## 表示された項目

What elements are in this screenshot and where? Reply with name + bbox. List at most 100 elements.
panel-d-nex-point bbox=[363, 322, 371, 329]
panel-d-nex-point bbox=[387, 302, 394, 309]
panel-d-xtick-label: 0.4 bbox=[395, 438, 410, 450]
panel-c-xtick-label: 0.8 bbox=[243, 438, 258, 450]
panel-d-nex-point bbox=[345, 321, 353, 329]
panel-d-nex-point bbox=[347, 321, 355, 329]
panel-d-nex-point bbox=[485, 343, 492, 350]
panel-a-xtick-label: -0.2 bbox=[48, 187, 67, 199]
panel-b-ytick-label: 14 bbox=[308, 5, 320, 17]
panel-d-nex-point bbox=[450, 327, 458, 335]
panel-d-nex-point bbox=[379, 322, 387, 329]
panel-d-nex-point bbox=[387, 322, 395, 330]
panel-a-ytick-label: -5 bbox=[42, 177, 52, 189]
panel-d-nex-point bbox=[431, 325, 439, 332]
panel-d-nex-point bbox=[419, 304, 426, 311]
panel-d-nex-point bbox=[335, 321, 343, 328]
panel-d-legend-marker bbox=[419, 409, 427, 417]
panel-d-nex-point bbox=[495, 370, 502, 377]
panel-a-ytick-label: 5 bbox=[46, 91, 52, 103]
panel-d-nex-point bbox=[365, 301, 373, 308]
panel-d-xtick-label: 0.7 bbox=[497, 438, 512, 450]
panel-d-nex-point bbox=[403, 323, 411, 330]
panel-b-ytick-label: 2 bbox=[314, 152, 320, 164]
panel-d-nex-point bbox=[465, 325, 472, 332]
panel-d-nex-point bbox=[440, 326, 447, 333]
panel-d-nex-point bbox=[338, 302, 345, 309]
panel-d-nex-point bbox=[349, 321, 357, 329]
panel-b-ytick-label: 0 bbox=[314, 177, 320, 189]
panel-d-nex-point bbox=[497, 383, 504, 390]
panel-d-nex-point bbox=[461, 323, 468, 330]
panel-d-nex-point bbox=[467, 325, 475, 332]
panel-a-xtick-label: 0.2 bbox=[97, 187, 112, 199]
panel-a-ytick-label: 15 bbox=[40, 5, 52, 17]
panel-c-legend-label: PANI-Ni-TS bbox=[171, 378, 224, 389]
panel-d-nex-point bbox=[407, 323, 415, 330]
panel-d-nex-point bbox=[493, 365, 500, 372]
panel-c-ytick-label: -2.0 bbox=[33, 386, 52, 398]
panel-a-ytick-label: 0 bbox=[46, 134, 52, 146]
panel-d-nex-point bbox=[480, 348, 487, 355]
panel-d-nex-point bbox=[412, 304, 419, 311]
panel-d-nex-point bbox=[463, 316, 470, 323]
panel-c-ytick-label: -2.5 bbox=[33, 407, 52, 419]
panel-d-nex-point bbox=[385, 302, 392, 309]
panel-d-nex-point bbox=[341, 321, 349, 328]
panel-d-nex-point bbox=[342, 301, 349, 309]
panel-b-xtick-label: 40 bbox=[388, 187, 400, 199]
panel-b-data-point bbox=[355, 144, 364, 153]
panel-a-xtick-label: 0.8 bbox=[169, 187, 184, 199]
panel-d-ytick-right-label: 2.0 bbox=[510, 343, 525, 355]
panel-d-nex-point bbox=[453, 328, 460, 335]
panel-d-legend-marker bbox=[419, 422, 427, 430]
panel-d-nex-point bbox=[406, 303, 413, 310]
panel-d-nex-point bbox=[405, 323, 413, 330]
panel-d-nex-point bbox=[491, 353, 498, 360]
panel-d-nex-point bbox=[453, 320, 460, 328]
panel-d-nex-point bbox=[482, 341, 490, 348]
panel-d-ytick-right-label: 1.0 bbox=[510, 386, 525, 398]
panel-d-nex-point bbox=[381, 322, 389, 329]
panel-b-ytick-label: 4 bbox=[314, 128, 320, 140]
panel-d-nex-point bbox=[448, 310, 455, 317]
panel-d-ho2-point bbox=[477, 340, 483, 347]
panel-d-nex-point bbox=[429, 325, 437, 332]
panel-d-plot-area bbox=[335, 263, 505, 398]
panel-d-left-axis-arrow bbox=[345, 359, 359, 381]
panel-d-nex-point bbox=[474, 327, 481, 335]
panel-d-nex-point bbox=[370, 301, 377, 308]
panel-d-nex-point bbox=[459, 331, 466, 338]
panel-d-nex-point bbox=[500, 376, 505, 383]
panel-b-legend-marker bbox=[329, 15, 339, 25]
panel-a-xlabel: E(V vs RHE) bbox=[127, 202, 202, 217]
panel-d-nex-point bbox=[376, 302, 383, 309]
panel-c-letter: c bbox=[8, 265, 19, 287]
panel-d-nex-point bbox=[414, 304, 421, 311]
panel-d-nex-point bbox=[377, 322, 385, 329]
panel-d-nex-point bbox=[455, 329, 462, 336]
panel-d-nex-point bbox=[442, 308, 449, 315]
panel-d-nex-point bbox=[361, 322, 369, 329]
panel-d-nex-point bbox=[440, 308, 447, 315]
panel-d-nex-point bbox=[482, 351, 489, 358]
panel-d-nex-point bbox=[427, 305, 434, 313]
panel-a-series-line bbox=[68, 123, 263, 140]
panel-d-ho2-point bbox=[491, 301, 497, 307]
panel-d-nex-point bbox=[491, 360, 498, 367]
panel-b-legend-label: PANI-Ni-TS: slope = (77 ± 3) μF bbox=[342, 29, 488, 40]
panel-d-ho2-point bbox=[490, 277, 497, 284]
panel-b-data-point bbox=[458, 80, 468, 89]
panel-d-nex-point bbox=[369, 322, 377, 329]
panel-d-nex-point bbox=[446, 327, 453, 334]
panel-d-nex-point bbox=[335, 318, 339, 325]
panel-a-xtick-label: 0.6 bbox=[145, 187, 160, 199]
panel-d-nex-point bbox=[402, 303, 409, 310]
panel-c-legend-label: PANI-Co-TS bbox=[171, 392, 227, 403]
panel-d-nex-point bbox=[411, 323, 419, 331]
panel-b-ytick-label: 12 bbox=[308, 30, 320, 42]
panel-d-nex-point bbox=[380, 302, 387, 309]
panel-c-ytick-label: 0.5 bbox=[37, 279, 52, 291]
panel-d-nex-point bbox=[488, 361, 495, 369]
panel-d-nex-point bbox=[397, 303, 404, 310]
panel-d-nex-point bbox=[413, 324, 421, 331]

## 取り組む課題
項目の冒頭から「panel-d-nex-point bbox=[347, 321, 355, 329]」を含む行まで、その行も含めて一字一句変えずに繰り返してください。

## 解答
What elements are in this screenshot and where? Reply with name + bbox. List at most 100 elements.
panel-d-nex-point bbox=[363, 322, 371, 329]
panel-d-nex-point bbox=[387, 302, 394, 309]
panel-d-xtick-label: 0.4 bbox=[395, 438, 410, 450]
panel-c-xtick-label: 0.8 bbox=[243, 438, 258, 450]
panel-d-nex-point bbox=[345, 321, 353, 329]
panel-d-nex-point bbox=[347, 321, 355, 329]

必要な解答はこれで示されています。